═════ RECORDS SUPPLIED ═════

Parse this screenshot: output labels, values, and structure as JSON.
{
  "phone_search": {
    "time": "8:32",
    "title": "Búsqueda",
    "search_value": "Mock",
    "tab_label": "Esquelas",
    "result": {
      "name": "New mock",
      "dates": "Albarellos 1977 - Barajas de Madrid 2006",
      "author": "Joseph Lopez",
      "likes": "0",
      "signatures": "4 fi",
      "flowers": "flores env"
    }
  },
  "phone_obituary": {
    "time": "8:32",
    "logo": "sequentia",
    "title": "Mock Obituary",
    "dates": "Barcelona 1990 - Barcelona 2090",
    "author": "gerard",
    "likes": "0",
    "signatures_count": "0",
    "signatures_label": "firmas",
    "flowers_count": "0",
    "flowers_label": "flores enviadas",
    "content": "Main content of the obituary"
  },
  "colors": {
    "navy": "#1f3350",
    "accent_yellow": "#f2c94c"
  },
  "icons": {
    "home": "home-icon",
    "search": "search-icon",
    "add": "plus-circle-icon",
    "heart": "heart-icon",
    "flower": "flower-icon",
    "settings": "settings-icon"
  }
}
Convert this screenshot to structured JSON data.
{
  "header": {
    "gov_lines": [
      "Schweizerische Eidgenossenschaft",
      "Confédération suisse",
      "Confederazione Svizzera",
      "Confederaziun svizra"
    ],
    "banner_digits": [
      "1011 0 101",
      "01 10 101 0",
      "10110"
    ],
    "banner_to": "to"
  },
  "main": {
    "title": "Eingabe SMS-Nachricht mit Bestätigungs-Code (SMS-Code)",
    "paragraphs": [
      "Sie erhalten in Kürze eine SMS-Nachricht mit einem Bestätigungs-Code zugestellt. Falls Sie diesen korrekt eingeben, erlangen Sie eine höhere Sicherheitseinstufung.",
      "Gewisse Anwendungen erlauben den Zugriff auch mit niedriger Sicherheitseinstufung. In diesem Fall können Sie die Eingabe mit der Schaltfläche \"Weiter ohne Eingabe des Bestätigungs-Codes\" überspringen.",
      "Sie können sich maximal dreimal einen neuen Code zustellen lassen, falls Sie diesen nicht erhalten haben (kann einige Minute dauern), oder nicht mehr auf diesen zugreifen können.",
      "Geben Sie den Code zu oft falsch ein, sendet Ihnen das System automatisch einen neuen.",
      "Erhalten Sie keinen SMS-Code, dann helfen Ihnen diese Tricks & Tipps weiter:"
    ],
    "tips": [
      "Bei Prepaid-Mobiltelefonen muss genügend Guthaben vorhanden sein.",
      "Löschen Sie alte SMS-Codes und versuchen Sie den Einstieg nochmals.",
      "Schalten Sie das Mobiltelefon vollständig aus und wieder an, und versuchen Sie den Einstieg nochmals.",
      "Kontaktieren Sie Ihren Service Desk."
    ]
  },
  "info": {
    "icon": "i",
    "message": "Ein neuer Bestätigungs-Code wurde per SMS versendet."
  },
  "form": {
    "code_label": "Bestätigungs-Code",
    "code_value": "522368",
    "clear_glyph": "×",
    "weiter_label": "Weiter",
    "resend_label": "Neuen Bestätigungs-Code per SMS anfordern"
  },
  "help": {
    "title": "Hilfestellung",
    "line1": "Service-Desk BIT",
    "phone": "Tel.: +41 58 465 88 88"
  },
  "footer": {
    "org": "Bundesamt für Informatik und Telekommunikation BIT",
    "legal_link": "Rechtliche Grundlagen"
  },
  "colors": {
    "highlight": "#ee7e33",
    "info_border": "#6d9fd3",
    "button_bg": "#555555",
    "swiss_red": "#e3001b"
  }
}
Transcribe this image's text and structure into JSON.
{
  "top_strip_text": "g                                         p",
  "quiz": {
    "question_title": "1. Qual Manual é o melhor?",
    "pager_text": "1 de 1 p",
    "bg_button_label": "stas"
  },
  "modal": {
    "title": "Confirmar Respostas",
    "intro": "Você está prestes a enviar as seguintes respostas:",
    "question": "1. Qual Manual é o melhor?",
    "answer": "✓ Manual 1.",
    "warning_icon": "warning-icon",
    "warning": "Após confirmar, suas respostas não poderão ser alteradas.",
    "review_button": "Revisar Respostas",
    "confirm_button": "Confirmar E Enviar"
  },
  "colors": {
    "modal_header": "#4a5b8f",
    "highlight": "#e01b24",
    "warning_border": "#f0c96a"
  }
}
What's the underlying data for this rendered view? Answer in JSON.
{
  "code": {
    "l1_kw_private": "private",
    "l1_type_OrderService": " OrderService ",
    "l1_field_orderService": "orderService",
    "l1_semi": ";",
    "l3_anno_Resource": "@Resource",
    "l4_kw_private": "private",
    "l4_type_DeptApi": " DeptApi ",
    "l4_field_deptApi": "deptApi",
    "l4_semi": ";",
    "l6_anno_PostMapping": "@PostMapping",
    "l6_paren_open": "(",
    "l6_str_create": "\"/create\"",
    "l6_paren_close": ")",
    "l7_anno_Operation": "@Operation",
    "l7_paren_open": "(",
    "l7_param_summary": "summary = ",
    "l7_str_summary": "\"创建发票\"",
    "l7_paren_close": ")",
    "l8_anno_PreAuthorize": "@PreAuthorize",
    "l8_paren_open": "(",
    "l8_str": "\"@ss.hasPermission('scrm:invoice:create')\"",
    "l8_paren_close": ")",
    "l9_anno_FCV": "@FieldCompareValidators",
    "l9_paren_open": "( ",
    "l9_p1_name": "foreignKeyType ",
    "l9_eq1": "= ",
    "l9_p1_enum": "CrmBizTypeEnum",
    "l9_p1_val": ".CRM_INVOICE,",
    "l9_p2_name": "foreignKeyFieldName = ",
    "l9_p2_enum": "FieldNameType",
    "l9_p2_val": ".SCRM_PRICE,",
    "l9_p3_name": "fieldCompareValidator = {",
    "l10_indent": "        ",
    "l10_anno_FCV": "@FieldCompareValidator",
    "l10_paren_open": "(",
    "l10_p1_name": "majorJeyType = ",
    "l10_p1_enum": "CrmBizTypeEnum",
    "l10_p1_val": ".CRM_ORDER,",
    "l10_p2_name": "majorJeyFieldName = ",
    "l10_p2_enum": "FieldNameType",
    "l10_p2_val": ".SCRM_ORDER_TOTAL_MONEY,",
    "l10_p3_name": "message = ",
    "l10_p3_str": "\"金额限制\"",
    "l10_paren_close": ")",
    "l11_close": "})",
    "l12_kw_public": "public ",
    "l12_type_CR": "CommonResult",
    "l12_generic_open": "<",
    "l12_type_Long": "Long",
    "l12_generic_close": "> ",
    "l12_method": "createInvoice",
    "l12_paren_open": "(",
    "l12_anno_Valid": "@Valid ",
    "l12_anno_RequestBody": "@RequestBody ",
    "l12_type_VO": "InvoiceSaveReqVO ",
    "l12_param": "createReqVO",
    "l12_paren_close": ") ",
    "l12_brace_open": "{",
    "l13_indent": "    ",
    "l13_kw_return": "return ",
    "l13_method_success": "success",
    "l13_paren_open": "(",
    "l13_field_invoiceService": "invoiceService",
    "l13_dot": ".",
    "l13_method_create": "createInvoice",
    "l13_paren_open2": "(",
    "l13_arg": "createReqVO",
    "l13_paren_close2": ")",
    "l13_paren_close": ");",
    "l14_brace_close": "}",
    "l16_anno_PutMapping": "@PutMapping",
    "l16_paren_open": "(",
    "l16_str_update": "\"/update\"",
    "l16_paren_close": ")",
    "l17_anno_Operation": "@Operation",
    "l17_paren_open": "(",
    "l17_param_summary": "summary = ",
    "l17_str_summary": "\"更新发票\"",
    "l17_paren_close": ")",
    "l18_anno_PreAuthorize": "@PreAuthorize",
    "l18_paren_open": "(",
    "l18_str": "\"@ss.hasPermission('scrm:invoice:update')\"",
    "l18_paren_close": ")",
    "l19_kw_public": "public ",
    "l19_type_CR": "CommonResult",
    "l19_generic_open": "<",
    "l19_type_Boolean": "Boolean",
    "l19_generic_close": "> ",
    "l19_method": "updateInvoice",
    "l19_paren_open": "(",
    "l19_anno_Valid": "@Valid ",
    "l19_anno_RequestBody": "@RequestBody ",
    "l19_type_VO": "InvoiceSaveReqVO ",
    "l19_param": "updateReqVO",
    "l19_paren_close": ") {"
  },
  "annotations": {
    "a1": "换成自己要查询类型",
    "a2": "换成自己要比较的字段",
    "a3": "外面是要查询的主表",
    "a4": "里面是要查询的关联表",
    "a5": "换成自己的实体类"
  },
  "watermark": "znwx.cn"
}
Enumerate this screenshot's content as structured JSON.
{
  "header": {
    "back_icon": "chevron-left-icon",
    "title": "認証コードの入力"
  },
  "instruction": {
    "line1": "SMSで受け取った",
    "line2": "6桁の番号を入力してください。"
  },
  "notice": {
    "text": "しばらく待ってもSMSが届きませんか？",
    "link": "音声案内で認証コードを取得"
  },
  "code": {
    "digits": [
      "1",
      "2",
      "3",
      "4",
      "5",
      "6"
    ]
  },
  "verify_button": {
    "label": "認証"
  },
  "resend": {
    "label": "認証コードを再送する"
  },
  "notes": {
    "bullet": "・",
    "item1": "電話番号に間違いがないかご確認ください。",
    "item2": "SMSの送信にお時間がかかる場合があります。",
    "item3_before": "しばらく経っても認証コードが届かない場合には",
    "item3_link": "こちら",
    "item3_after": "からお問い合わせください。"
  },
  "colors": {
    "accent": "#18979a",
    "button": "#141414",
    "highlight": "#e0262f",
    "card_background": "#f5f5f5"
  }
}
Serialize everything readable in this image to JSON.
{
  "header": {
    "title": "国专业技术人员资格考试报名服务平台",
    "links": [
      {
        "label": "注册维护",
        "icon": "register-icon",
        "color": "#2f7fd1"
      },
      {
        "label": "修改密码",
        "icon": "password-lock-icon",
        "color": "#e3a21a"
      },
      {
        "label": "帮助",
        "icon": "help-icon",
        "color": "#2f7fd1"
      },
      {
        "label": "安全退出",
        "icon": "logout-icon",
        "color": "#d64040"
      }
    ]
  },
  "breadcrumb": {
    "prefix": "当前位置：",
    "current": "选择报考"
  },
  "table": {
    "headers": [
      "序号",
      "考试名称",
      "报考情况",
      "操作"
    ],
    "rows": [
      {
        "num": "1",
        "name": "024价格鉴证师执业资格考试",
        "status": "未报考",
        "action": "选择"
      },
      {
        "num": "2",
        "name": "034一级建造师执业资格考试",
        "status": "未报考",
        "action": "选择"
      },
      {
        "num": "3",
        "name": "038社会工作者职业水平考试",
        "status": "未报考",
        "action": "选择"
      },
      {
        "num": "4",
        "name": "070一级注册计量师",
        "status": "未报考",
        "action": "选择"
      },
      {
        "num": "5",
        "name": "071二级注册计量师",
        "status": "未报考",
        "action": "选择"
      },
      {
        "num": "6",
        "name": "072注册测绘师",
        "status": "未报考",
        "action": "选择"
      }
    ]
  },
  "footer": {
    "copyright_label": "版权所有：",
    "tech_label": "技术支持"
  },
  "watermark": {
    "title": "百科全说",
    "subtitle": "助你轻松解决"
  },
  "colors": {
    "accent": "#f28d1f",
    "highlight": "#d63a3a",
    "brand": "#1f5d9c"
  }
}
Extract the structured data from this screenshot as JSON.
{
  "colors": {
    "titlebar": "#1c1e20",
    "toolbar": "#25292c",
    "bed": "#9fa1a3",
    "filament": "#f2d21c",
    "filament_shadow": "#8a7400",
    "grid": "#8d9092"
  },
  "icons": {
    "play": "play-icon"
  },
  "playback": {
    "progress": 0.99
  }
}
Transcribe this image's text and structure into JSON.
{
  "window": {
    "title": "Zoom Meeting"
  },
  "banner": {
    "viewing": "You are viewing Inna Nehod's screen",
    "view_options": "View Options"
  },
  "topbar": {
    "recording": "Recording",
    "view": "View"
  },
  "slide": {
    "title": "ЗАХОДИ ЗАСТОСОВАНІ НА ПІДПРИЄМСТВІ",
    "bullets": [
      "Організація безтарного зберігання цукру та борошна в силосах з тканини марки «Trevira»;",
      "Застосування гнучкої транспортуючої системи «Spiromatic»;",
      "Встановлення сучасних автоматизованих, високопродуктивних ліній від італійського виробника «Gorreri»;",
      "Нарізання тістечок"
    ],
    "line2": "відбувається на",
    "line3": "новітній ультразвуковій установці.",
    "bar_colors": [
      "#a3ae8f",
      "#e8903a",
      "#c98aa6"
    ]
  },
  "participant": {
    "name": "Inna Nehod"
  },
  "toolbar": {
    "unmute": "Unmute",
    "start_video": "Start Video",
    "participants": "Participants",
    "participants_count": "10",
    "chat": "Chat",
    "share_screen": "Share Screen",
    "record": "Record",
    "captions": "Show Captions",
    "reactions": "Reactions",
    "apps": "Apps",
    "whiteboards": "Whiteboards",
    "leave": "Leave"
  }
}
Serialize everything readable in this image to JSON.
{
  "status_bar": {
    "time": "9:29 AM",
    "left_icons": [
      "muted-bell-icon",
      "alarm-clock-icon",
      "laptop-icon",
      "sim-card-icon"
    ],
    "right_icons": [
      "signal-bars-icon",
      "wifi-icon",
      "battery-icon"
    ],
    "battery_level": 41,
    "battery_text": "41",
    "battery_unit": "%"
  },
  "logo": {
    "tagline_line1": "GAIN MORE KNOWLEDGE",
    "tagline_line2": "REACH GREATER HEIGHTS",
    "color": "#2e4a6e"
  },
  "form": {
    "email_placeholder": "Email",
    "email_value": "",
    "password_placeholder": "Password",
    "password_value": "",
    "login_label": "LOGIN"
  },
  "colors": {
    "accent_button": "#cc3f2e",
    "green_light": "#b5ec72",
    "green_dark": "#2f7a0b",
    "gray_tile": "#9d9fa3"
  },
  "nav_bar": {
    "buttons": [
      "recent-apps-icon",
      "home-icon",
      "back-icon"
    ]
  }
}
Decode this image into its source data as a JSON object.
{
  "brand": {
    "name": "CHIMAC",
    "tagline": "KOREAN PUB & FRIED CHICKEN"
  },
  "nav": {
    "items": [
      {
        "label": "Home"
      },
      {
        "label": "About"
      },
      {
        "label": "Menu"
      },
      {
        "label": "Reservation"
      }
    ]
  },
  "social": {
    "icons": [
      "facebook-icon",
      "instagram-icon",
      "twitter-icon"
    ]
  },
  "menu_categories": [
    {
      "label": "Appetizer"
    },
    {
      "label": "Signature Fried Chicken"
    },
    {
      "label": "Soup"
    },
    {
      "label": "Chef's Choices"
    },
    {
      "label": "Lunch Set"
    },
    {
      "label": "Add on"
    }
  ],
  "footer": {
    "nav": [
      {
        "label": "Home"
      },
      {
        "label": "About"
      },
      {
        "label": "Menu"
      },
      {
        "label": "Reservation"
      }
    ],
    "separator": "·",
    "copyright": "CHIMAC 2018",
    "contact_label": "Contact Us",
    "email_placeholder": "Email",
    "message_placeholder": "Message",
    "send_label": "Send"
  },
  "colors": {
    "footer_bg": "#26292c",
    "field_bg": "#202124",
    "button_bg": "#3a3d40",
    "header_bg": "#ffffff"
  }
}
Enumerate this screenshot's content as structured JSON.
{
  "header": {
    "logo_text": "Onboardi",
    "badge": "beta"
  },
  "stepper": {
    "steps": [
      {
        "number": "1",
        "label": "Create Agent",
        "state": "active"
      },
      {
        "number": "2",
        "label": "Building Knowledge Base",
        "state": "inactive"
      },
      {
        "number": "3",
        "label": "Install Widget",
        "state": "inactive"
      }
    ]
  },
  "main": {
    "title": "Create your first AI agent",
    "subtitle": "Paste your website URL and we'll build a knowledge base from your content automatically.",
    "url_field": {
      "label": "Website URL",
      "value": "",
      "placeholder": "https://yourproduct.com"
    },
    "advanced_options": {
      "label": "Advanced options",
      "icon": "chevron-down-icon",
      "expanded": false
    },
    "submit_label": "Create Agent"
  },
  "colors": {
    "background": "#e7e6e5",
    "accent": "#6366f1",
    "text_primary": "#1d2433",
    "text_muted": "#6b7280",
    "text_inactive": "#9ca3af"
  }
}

═════

**WHAT YOU NEED TO DO**: Check each line above for the string "CommonResult" and report how many lines have it, giving only the number.

**ANSWER**: 2